### Data rows ###

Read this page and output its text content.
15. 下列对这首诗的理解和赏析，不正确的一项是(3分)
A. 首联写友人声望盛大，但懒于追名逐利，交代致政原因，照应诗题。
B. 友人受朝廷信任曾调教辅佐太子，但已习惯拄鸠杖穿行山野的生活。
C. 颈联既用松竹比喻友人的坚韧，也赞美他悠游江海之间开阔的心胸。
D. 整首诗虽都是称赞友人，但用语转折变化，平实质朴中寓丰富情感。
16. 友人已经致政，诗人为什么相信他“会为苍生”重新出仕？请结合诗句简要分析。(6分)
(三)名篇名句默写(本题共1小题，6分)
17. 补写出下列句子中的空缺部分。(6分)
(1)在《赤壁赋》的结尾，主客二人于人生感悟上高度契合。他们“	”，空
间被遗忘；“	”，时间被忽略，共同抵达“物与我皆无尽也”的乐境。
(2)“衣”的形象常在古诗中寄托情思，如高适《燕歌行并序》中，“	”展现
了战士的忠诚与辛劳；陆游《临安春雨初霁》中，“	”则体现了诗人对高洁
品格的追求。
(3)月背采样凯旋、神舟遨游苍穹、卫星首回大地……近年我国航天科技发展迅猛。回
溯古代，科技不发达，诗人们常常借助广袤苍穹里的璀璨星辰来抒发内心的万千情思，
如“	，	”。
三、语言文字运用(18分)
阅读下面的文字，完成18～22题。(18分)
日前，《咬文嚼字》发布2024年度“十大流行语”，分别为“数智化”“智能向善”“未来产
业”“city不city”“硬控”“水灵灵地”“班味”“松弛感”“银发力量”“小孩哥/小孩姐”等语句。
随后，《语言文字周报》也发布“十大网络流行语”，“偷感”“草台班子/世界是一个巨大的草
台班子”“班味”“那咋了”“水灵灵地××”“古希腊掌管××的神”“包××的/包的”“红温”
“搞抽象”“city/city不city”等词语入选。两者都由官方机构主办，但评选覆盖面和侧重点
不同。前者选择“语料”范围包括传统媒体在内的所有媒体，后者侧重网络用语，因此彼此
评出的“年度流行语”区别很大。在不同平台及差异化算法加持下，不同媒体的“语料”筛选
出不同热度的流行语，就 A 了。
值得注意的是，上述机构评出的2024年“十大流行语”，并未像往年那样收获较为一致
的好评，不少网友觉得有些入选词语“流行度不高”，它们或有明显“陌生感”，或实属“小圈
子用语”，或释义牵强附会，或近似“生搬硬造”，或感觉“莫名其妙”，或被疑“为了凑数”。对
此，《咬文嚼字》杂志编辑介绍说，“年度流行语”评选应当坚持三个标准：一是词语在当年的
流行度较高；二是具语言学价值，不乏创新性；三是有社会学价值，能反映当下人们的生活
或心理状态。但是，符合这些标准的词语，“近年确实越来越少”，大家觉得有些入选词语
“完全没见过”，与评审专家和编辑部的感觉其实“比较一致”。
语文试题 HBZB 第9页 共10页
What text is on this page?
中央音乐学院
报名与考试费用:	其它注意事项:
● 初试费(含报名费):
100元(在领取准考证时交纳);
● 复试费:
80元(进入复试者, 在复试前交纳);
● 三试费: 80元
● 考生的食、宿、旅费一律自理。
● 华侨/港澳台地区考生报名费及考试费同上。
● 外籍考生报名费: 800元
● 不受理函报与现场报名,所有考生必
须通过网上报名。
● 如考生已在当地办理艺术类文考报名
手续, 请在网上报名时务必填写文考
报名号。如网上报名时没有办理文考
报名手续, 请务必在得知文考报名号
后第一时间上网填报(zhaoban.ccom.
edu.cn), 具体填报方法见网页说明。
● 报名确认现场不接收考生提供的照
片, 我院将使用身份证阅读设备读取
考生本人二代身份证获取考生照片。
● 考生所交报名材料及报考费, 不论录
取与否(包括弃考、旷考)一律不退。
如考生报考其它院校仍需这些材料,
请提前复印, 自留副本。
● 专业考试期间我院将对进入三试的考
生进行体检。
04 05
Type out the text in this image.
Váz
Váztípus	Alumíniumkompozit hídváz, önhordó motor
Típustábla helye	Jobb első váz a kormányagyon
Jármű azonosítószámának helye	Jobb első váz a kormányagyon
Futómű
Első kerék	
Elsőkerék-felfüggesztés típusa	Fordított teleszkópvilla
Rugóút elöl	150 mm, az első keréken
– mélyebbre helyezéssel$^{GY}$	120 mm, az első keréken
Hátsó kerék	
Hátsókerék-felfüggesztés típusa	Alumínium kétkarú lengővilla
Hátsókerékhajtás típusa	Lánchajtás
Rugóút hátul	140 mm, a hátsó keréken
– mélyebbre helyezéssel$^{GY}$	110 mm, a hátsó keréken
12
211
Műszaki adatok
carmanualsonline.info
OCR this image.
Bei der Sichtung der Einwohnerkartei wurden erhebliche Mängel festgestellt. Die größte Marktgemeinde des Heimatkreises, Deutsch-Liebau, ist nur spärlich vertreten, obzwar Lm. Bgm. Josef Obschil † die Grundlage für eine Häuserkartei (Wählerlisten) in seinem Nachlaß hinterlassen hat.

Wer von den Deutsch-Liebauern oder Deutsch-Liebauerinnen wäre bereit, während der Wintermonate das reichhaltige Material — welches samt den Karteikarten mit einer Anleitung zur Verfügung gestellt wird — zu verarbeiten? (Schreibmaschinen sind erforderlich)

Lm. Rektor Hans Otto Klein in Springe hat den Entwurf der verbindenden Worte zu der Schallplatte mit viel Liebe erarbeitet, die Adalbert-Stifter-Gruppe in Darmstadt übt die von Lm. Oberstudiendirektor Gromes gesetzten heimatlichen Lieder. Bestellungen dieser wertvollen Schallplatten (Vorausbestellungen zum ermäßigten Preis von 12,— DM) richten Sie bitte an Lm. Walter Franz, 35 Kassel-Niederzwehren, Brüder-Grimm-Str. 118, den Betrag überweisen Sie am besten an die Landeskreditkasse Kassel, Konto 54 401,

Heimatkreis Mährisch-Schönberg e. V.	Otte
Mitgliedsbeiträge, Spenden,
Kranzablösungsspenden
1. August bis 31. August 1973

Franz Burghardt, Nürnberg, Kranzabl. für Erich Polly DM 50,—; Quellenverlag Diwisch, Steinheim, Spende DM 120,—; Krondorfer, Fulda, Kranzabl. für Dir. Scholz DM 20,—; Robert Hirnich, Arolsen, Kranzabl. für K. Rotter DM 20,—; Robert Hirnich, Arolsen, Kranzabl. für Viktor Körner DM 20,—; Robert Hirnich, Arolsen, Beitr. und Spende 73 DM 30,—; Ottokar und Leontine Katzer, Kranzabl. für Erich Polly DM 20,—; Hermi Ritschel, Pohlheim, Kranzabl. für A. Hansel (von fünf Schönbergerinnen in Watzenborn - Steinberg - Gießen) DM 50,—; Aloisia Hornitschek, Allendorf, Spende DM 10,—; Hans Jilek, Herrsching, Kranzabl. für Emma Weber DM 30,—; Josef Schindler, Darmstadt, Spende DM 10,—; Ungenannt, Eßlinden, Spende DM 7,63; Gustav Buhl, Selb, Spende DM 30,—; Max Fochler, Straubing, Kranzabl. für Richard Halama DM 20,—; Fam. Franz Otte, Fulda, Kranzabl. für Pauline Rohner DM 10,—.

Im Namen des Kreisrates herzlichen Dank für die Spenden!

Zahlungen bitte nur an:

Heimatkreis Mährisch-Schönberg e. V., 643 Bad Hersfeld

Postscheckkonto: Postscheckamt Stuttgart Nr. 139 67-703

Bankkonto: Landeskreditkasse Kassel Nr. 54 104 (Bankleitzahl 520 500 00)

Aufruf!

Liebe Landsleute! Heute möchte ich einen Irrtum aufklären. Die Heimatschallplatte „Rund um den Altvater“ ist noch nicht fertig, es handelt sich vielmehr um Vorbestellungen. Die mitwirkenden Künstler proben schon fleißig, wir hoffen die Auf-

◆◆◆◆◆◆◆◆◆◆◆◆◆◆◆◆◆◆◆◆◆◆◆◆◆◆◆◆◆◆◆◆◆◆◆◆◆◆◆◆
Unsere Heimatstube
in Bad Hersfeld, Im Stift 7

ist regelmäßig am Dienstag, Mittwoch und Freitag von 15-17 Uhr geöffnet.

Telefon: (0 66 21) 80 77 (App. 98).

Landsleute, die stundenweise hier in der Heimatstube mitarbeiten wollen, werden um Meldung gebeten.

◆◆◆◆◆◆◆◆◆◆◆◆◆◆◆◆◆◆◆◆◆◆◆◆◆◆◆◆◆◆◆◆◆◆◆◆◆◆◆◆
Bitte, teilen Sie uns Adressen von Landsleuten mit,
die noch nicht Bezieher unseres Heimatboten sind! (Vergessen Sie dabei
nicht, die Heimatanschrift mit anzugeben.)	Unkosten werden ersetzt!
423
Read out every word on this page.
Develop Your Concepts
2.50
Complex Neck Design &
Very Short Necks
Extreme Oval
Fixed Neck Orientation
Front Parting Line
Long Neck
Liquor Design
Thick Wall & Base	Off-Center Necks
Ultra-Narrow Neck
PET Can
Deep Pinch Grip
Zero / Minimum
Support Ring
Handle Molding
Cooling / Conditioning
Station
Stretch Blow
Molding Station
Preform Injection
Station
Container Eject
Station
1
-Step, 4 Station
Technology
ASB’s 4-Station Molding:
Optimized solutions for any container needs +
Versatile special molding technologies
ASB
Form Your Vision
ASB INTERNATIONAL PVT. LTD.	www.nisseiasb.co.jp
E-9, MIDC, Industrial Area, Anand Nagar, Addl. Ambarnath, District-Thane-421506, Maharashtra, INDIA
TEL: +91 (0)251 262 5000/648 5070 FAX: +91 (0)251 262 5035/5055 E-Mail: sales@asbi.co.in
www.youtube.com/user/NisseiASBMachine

###

◆ **Short task**
Read the entries above, then pull out the lines that include "keréken".

◆ **Solution to the problem**
Rugóút elöl	150 mm, az első keréken
– mélyebbre helyezéssel$^{GY}$	120 mm, az első keréken
Rugóút hátul	140 mm, a hátsó keréken
– mélyebbre helyezéssel$^{GY}$	110 mm, a hátsó keréken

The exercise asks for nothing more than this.